# Exercise goal
Below are some records. Say in a single number how many of their lines include the word "circle".

# Raw data
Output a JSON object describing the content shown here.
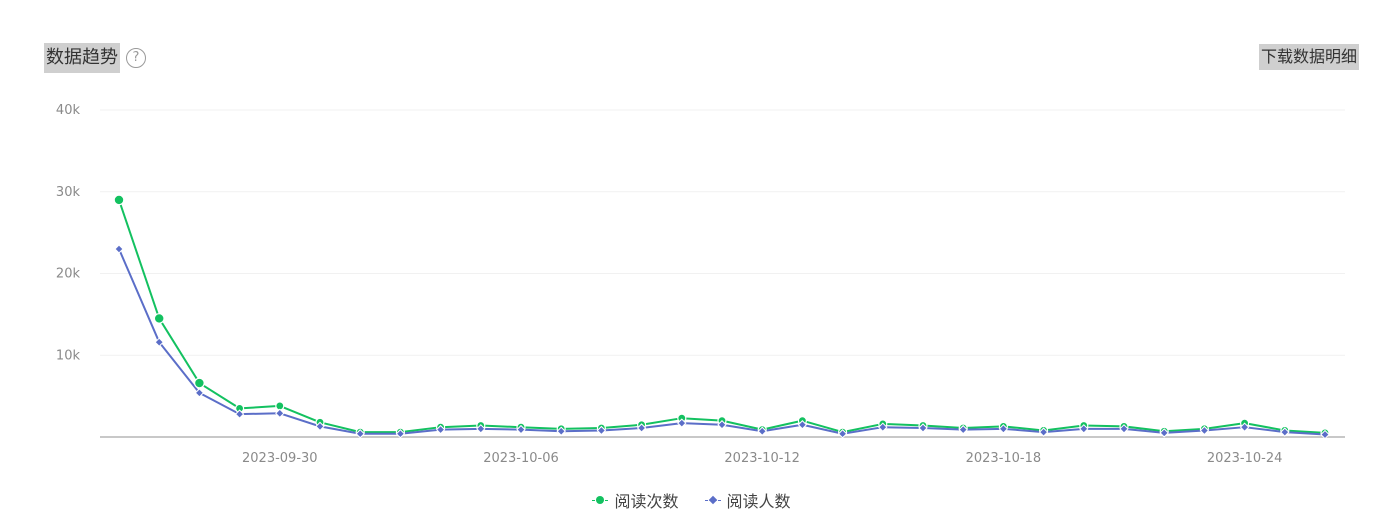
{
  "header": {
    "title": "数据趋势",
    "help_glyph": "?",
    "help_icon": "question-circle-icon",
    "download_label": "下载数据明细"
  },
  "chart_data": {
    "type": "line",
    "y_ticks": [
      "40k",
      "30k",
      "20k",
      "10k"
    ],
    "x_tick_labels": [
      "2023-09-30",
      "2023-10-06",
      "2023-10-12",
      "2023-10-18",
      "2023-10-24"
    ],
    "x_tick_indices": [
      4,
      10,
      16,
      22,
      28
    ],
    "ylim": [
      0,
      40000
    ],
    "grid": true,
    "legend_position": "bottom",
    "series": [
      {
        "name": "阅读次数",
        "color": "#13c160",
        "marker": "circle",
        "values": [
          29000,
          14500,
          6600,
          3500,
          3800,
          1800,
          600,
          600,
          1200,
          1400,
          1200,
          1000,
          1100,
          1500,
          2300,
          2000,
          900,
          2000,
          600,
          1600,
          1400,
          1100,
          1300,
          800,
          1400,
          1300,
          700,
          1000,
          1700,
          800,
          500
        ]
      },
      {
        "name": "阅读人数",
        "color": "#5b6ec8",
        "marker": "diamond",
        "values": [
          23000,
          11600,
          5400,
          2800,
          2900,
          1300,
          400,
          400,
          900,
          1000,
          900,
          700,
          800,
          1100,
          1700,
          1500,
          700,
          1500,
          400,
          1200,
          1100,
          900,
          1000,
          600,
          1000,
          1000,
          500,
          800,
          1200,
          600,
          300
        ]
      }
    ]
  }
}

* * *

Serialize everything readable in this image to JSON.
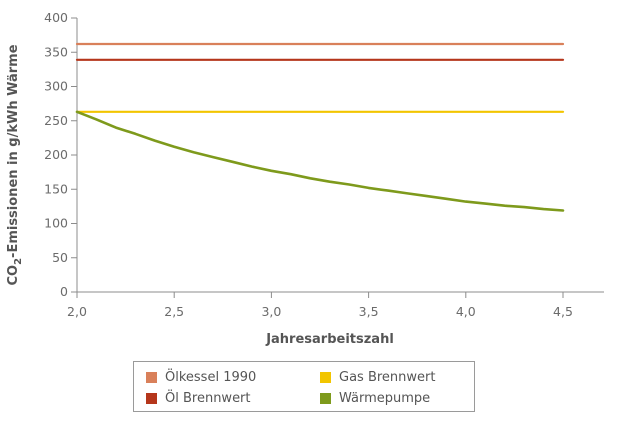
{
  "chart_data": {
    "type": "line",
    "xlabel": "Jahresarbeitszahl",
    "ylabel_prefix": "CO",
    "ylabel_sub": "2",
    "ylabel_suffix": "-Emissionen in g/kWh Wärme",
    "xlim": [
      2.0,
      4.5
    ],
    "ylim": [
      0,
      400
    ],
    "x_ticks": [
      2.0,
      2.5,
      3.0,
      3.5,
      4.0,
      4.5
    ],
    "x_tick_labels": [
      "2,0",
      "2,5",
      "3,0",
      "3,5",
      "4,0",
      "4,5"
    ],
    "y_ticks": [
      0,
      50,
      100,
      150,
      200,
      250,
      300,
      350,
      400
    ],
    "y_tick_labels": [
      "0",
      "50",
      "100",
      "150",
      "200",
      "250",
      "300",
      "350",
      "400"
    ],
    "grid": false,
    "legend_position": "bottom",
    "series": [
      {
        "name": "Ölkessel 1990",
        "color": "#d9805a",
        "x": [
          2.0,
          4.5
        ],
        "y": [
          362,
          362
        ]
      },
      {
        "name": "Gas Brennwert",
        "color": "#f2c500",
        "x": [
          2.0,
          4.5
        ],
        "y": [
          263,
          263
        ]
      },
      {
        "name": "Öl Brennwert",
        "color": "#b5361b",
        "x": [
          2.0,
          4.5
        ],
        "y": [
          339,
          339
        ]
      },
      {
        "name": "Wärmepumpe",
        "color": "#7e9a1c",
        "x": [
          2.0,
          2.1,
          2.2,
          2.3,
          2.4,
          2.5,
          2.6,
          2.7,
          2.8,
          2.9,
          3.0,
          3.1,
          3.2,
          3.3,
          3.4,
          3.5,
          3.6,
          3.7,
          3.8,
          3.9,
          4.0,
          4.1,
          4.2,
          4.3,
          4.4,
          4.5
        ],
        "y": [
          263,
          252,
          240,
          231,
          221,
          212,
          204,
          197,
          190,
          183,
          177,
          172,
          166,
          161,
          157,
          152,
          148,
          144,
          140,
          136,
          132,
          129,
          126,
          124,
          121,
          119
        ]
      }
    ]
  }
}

# Output for this task
2